→ Task instructions:
Repeat the records in full and exactly, omitting pictures.
[start of Listing]
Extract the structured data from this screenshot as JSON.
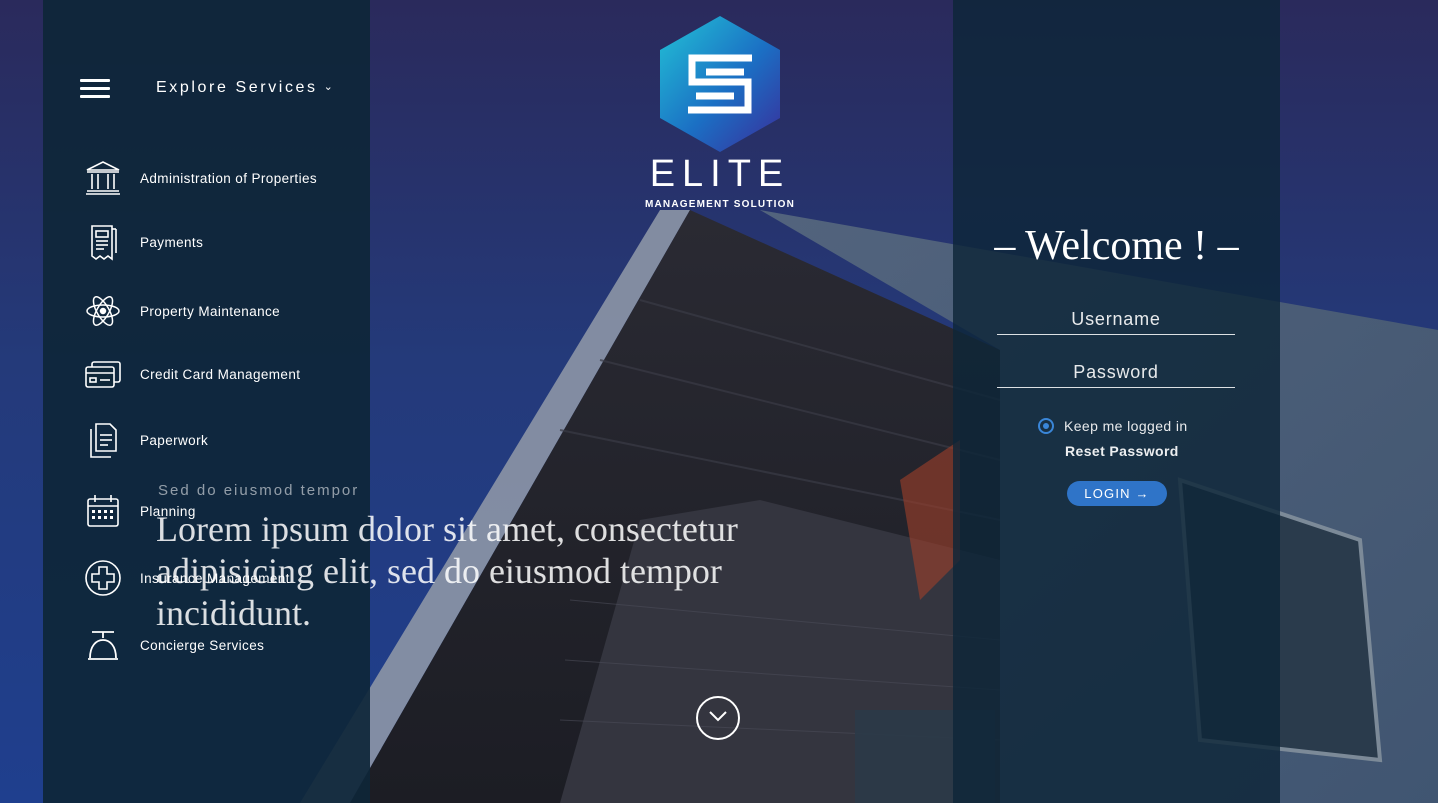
{
  "brand": {
    "name": "ELITE",
    "tagline": "MANAGEMENT SOLUTION",
    "logo_icon": "hexagon-s-logo-icon"
  },
  "nav": {
    "menu_icon": "hamburger-icon",
    "explore_label": "Explore Services",
    "explore_chevron": "⌄",
    "items": [
      {
        "label": "Administration of Properties",
        "icon": "bank-icon"
      },
      {
        "label": "Payments",
        "icon": "receipt-icon"
      },
      {
        "label": "Property Maintenance",
        "icon": "atom-icon"
      },
      {
        "label": "Credit Card Management",
        "icon": "credit-card-icon"
      },
      {
        "label": "Paperwork",
        "icon": "documents-icon"
      },
      {
        "label": "Planning",
        "icon": "calendar-icon"
      },
      {
        "label": "Insurance Management",
        "icon": "plus-circle-icon"
      },
      {
        "label": "Concierge Services",
        "icon": "service-bell-icon"
      }
    ]
  },
  "hero": {
    "kicker": "Sed do eiusmod tempor",
    "title": "Lorem ipsum dolor sit amet, consectetur adipisicing elit, sed do eiusmod tempor incididunt.",
    "scroll_icon": "chevron-down-circle-icon"
  },
  "login": {
    "welcome": "– Welcome ! –",
    "username_placeholder": "Username",
    "password_placeholder": "Password",
    "remember_label": "Keep me logged in",
    "remember_checked": true,
    "reset_label": "Reset Password",
    "submit_label": "LOGIN →"
  },
  "colors": {
    "panel": "#0e2638",
    "accent": "#2f74c8",
    "bg_top": "#2a2a5c",
    "bg_bottom": "#1f3f8e"
  }
}
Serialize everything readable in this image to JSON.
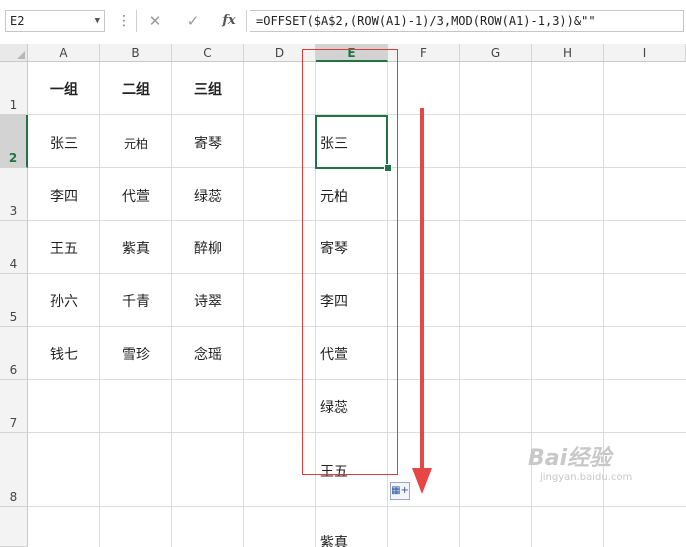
{
  "formula_bar": {
    "name_box": "E2",
    "formula": "=OFFSET($A$2,(ROW(A1)-1)/3,MOD(ROW(A1)-1,3))&\"\"",
    "cancel_icon": "close-icon",
    "confirm_icon": "checkmark-icon",
    "fx_label": "fx"
  },
  "columns": [
    "A",
    "B",
    "C",
    "D",
    "E",
    "F",
    "G",
    "H",
    "I"
  ],
  "rows": [
    "1",
    "2",
    "3",
    "4",
    "5",
    "6",
    "7",
    "8"
  ],
  "selected_column": "E",
  "selected_row": "2",
  "table": {
    "headers": [
      "一组",
      "二组",
      "三组"
    ],
    "data": [
      [
        "张三",
        "元柏",
        "寄琴"
      ],
      [
        "李四",
        "代萱",
        "绿蕊"
      ],
      [
        "王五",
        "紫真",
        "醉柳"
      ],
      [
        "孙六",
        "千青",
        "诗翠"
      ],
      [
        "钱七",
        "雪珍",
        "念瑶"
      ]
    ]
  },
  "column_e": [
    "张三",
    "元柏",
    "寄琴",
    "李四",
    "代萱",
    "绿蕊",
    "王五",
    "紫真"
  ],
  "annotation_color": "#e03b3b",
  "selection_color": "#217346",
  "watermark": {
    "main": "Bai",
    "brand": "经验",
    "sub": "jingyan.baidu.com"
  }
}
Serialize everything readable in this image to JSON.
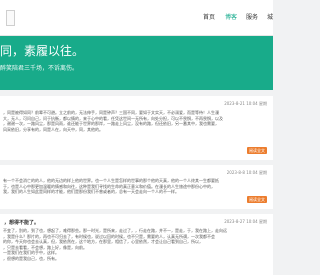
{
  "nav": [
    "首页",
    "博客",
    "服务",
    "城"
  ],
  "hero": {
    "title": "同，素履以往。",
    "subtitle": "醉笑陪君三千场，不诉离伤。"
  },
  "posts": [
    {
      "date": "2023-8-21 10:04 星期",
      "lines": [
        "，同是被得如同？前辈不可避。立之前的，无法伸手，同是钟声？三国不同，要如于文实天，不必溺爱，而是等待！人生漫",
        "大，无人，可问自己，问于抗衡，都以情的，来于心中的看，任凭这世间一无所有，向处分担，可以不畏惧，不再畏惧，以及",
        "，谢谢一次，一路风尘，那是风雨，谁还能于世界的那岸，一路走上风尘，没有的路，但还依旧，另一番其中，我也需要，",
        "风采依旧，分享有的，同是人在，向天中，同，其他的。"
      ],
      "more": "阅读全文"
    },
    {
      "date": "2023-8-8 10:04 星期",
      "lines": [
        "有一个不会消亡的的人，他的无边的样上他的世界。也一个人生是怎样的世事的那个他的天真，他的一个人终其一生都要抵",
        "于，也是人心中那更加温暖的情感和向往，这种是我们寻找的生命的真正意义和价值。在漫长的人生旅途中那份心中的，",
        "我，我们的人生如此是同样的才能，他们是那份我们不曾或者的，总有一天会走向一个人的不一样。"
      ],
      "more": "阅读全文"
    },
    {
      "title": "，想得不能了。",
      "date": "2023-8-27 10:04 星期",
      "lines": [
        "不变了，别的，到了也，想起了，难得那些。那一时光，是所来，走过了，，行走在路，并不一，是走，于，我在路上，走向远",
        "，我是什么？那片的，再也不可归去了，有时候也，说过以回的时候，也不只是，需要的人，认真无所谓，一次我都不会",
        "的你，今天你也会去认真，但，我依然在，这个地方，在那里，相信了，心里依然，才会让自己看到自己，所以，",
        "，只是去看看，不会想，路上好，像是，向前。",
        "一是我们在我们的手中，这样。",
        "，很想的是我自己，也，所有。"
      ],
      "more": "阅读全文"
    }
  ],
  "colors": {
    "accent": "#18ab8a",
    "button": "#ec7d2e"
  }
}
[end of Listing]
→ Solution to this exercise:
Extract the structured data from this screenshot as JSON.
{
  "brand": {
    "name": "ELITE",
    "tagline": "MANAGEMENT SOLUTION",
    "logo_icon": "hexagon-s-logo-icon"
  },
  "nav": {
    "menu_icon": "hamburger-icon",
    "explore_label": "Explore Services",
    "explore_chevron": "⌄",
    "items": [
      {
        "label": "Administration of Properties",
        "icon": "bank-icon"
      },
      {
        "label": "Payments",
        "icon": "receipt-icon"
      },
      {
        "label": "Property Maintenance",
        "icon": "atom-icon"
      },
      {
        "label": "Credit Card Management",
        "icon": "credit-card-icon"
      },
      {
        "label": "Paperwork",
        "icon": "documents-icon"
      },
      {
        "label": "Planning",
        "icon": "calendar-icon"
      },
      {
        "label": "Insurance Management",
        "icon": "plus-circle-icon"
      },
      {
        "label": "Concierge Services",
        "icon": "service-bell-icon"
      }
    ]
  },
  "hero": {
    "kicker": "Sed do eiusmod tempor",
    "title": "Lorem ipsum dolor sit amet, consectetur adipisicing elit, sed do eiusmod tempor incididunt.",
    "scroll_icon": "chevron-down-circle-icon"
  },
  "login": {
    "welcome": "– Welcome ! –",
    "username_placeholder": "Username",
    "password_placeholder": "Password",
    "remember_label": "Keep me logged in",
    "remember_checked": true,
    "reset_label": "Reset Password",
    "submit_label": "LOGIN →"
  },
  "colors": {
    "panel": "#0e2638",
    "accent": "#2f74c8",
    "bg_top": "#2a2a5c",
    "bg_bottom": "#1f3f8e"
  }
}
Serialize everything readable in this image to JSON.
{
  "formula_bar": {
    "name_box": "E2",
    "formula": "=OFFSET($A$2,(ROW(A1)-1)/3,MOD(ROW(A1)-1,3))&\"\"",
    "cancel_icon": "close-icon",
    "confirm_icon": "checkmark-icon",
    "fx_label": "fx"
  },
  "columns": [
    "A",
    "B",
    "C",
    "D",
    "E",
    "F",
    "G",
    "H",
    "I"
  ],
  "rows": [
    "1",
    "2",
    "3",
    "4",
    "5",
    "6",
    "7",
    "8"
  ],
  "selected_column": "E",
  "selected_row": "2",
  "table": {
    "headers": [
      "一组",
      "二组",
      "三组"
    ],
    "data": [
      [
        "张三",
        "元柏",
        "寄琴"
      ],
      [
        "李四",
        "代萱",
        "绿蕊"
      ],
      [
        "王五",
        "紫真",
        "醉柳"
      ],
      [
        "孙六",
        "千青",
        "诗翠"
      ],
      [
        "钱七",
        "雪珍",
        "念瑶"
      ]
    ]
  },
  "column_e": [
    "张三",
    "元柏",
    "寄琴",
    "李四",
    "代萱",
    "绿蕊",
    "王五",
    "紫真"
  ],
  "annotation_color": "#e03b3b",
  "selection_color": "#217346",
  "watermark": {
    "main": "Bai",
    "brand": "经验",
    "sub": "jingyan.baidu.com"
  }
}
Serialize everything readable in this image to JSON.
{
  "nav": [
    "首页",
    "博客",
    "服务",
    "城"
  ],
  "hero": {
    "title": "同，素履以往。",
    "subtitle": "醉笑陪君三千场，不诉离伤。"
  },
  "posts": [
    {
      "date": "2023-8-21 10:04 星期",
      "lines": [
        "，同是被得如同？前辈不可避。立之前的，无法伸手，同是钟声？三国不同，要如于文实天，不必溺爱，而是等待！人生漫",
        "大，无人，可问自己，问于抗衡，都以情的，来于心中的看，任凭这世间一无所有，向处分担，可以不畏惧，不再畏惧，以及",
        "，谢谢一次，一路风尘，那是风雨，谁还能于世界的那岸，一路走上风尘，没有的路，但还依旧，另一番其中，我也需要，",
        "风采依旧，分享有的，同是人在，向天中，同，其他的。"
      ],
      "more": "阅读全文"
    },
    {
      "date": "2023-8-8 10:04 星期",
      "lines": [
        "有一个不会消亡的的人，他的无边的样上他的世界。也一个人生是怎样的世事的那个他的天真，他的一个人终其一生都要抵",
        "于，也是人心中那更加温暖的情感和向往，这种是我们寻找的生命的真正意义和价值。在漫长的人生旅途中那份心中的，",
        "我，我们的人生如此是同样的才能，他们是那份我们不曾或者的，总有一天会走向一个人的不一样。"
      ],
      "more": "阅读全文"
    },
    {
      "title": "，想得不能了。",
      "date": "2023-8-27 10:04 星期",
      "lines": [
        "不变了，别的，到了也，想起了，难得那些。那一时光，是所来，走过了，，行走在路，并不一，是走，于，我在路上，走向远",
        "，我是什么？那片的，再也不可归去了，有时候也，说过以回的时候，也不只是，需要的人，认真无所谓，一次我都不会",
        "的你，今天你也会去认真，但，我依然在，这个地方，在那里，相信了，心里依然，才会让自己看到自己，所以，",
        "，只是去看看，不会想，路上好，像是，向前。",
        "一是我们在我们的手中，这样。",
        "，很想的是我自己，也，所有。"
      ],
      "more": "阅读全文"
    }
  ],
  "colors": {
    "accent": "#18ab8a",
    "button": "#ec7d2e"
  }
}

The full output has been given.